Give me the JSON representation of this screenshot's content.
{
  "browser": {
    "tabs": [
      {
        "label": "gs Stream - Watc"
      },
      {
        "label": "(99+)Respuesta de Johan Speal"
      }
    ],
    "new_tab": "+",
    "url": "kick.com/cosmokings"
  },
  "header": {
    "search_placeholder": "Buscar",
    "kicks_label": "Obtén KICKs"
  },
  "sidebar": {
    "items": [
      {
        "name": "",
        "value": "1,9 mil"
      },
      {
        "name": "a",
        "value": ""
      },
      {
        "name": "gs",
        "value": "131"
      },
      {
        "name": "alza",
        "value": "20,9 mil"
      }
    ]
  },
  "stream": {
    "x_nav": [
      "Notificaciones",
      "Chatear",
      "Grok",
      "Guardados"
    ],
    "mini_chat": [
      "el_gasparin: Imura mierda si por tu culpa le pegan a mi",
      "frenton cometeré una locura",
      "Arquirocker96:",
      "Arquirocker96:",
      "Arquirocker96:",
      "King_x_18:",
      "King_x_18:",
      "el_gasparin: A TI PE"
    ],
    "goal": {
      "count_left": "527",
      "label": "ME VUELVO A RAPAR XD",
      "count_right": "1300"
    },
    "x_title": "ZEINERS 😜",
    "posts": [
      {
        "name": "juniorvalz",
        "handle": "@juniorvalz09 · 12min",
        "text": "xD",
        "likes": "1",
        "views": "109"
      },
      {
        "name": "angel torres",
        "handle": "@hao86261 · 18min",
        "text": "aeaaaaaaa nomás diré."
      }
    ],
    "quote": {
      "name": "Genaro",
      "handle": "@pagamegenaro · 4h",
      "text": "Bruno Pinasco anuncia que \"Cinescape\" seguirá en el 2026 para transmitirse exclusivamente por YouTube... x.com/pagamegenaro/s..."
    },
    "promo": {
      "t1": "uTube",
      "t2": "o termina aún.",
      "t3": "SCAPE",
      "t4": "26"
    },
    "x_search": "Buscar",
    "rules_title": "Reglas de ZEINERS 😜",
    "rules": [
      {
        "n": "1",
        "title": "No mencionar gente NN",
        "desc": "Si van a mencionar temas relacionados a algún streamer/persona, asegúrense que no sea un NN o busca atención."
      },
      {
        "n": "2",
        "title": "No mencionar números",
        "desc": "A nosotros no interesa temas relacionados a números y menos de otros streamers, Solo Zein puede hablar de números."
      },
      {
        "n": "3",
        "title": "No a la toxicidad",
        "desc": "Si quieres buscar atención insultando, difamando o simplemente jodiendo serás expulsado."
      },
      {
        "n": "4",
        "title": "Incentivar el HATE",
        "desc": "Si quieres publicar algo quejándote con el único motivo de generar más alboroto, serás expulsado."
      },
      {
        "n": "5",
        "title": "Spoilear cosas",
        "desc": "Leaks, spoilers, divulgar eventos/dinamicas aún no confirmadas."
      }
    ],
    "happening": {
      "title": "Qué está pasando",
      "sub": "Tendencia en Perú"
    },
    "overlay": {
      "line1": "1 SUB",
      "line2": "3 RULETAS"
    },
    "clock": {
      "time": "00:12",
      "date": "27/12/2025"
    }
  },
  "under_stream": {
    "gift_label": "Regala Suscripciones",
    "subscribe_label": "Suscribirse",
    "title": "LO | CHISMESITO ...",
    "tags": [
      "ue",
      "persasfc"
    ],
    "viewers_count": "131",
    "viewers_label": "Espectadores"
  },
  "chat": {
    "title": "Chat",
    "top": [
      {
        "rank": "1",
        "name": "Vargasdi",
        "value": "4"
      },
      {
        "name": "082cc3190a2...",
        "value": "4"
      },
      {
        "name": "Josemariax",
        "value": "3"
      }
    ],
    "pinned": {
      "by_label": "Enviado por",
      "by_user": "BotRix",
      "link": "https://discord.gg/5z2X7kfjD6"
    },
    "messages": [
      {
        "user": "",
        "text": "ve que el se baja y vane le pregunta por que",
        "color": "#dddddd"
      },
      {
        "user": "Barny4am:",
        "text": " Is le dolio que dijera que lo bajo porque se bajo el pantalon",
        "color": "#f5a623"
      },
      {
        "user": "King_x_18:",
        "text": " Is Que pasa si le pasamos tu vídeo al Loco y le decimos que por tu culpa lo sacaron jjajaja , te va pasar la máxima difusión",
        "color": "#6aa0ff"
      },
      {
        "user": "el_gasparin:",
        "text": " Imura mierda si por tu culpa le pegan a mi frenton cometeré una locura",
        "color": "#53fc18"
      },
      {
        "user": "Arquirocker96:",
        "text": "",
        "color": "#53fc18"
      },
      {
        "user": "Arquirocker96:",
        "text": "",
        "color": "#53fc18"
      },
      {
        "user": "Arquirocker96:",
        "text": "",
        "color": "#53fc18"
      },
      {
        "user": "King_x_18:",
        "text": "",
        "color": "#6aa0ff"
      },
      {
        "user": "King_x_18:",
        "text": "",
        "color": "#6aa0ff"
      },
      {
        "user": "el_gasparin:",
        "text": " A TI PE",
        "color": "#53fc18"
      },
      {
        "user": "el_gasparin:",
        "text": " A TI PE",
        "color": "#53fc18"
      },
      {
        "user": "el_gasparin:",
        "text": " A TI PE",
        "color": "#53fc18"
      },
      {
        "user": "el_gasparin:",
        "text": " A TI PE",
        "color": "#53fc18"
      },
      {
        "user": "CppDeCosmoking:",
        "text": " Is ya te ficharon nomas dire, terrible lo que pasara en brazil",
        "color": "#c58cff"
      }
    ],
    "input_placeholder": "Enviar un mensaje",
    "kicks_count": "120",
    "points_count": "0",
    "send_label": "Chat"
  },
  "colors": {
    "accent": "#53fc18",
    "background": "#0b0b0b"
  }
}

• • • • •

■ Task goal ■
Extract the listing in its entirety, matching it exactly.

■ Task output ■
Give me the JSON representation of this screenshot's content.
{
  "browser": {
    "tabs": [
      {
        "label": "gs Stream - Watc"
      },
      {
        "label": "(99+)Respuesta de Johan Speal"
      }
    ],
    "new_tab": "+",
    "url": "kick.com/cosmokings"
  },
  "header": {
    "search_placeholder": "Buscar",
    "kicks_label": "Obtén KICKs"
  },
  "sidebar": {
    "items": [
      {
        "name": "",
        "value": "1,9 mil"
      },
      {
        "name": "a",
        "value": ""
      },
      {
        "name": "gs",
        "value": "131"
      },
      {
        "name": "alza",
        "value": "20,9 mil"
      }
    ]
  },
  "stream": {
    "x_nav": [
      "Notificaciones",
      "Chatear",
      "Grok",
      "Guardados"
    ],
    "mini_chat": [
      "el_gasparin: Imura mierda si por tu culpa le pegan a mi",
      "frenton cometeré una locura",
      "Arquirocker96:",
      "Arquirocker96:",
      "Arquirocker96:",
      "King_x_18:",
      "King_x_18:",
      "el_gasparin: A TI PE"
    ],
    "goal": {
      "count_left": "527",
      "label": "ME VUELVO A RAPAR XD",
      "count_right": "1300"
    },
    "x_title": "ZEINERS 😜",
    "posts": [
      {
        "name": "juniorvalz",
        "handle": "@juniorvalz09 · 12min",
        "text": "xD",
        "likes": "1",
        "views": "109"
      },
      {
        "name": "angel torres",
        "handle": "@hao86261 · 18min",
        "text": "aeaaaaaaa nomás diré."
      }
    ],
    "quote": {
      "name": "Genaro",
      "handle": "@pagamegenaro · 4h",
      "text": "Bruno Pinasco anuncia que \"Cinescape\" seguirá en el 2026 para transmitirse exclusivamente por YouTube... x.com/pagamegenaro/s..."
    },
    "promo": {
      "t1": "uTube",
      "t2": "o termina aún.",
      "t3": "SCAPE",
      "t4": "26"
    },
    "x_search": "Buscar",
    "rules_title": "Reglas de ZEINERS 😜",
    "rules": [
      {
        "n": "1",
        "title": "No mencionar gente NN",
        "desc": "Si van a mencionar temas relacionados a algún streamer/persona, asegúrense que no sea un NN o busca atención."
      },
      {
        "n": "2",
        "title": "No mencionar números",
        "desc": "A nosotros no interesa temas relacionados a números y menos de otros streamers, Solo Zein puede hablar de números."
      },
      {
        "n": "3",
        "title": "No a la toxicidad",
        "desc": "Si quieres buscar atención insultando, difamando o simplemente jodiendo serás expulsado."
      },
      {
        "n": "4",
        "title": "Incentivar el HATE",
        "desc": "Si quieres publicar algo quejándote con el único motivo de generar más alboroto, serás expulsado."
      },
      {
        "n": "5",
        "title": "Spoilear cosas",
        "desc": "Leaks, spoilers, divulgar eventos/dinamicas aún no confirmadas."
      }
    ],
    "happening": {
      "title": "Qué está pasando",
      "sub": "Tendencia en Perú"
    },
    "overlay": {
      "line1": "1 SUB",
      "line2": "3 RULETAS"
    },
    "clock": {
      "time": "00:12",
      "date": "27/12/2025"
    }
  },
  "under_stream": {
    "gift_label": "Regala Suscripciones",
    "subscribe_label": "Suscribirse",
    "title": "LO | CHISMESITO ...",
    "tags": [
      "ue",
      "persasfc"
    ],
    "viewers_count": "131",
    "viewers_label": "Espectadores"
  },
  "chat": {
    "title": "Chat",
    "top": [
      {
        "rank": "1",
        "name": "Vargasdi",
        "value": "4"
      },
      {
        "name": "082cc3190a2...",
        "value": "4"
      },
      {
        "name": "Josemariax",
        "value": "3"
      }
    ],
    "pinned": {
      "by_label": "Enviado por",
      "by_user": "BotRix",
      "link": "https://discord.gg/5z2X7kfjD6"
    },
    "messages": [
      {
        "user": "",
        "text": "ve que el se baja y vane le pregunta por que",
        "color": "#dddddd"
      },
      {
        "user": "Barny4am:",
        "text": " Is le dolio que dijera que lo bajo porque se bajo el pantalon",
        "color": "#f5a623"
      },
      {
        "user": "King_x_18:",
        "text": " Is Que pasa si le pasamos tu vídeo al Loco y le decimos que por tu culpa lo sacaron jjajaja , te va pasar la máxima difusión",
        "color": "#6aa0ff"
      },
      {
        "user": "el_gasparin:",
        "text": " Imura mierda si por tu culpa le pegan a mi frenton cometeré una locura",
        "color": "#53fc18"
      },
      {
        "user": "Arquirocker96:",
        "text": "",
        "color": "#53fc18"
      },
      {
        "user": "Arquirocker96:",
        "text": "",
        "color": "#53fc18"
      },
      {
        "user": "Arquirocker96:",
        "text": "",
        "color": "#53fc18"
      },
      {
        "user": "King_x_18:",
        "text": "",
        "color": "#6aa0ff"
      },
      {
        "user": "King_x_18:",
        "text": "",
        "color": "#6aa0ff"
      },
      {
        "user": "el_gasparin:",
        "text": " A TI PE",
        "color": "#53fc18"
      },
      {
        "user": "el_gasparin:",
        "text": " A TI PE",
        "color": "#53fc18"
      },
      {
        "user": "el_gasparin:",
        "text": " A TI PE",
        "color": "#53fc18"
      },
      {
        "user": "el_gasparin:",
        "text": " A TI PE",
        "color": "#53fc18"
      },
      {
        "user": "CppDeCosmoking:",
        "text": " Is ya te ficharon nomas dire, terrible lo que pasara en brazil",
        "color": "#c58cff"
      }
    ],
    "input_placeholder": "Enviar un mensaje",
    "kicks_count": "120",
    "points_count": "0",
    "send_label": "Chat"
  },
  "colors": {
    "accent": "#53fc18",
    "background": "#0b0b0b"
  }
}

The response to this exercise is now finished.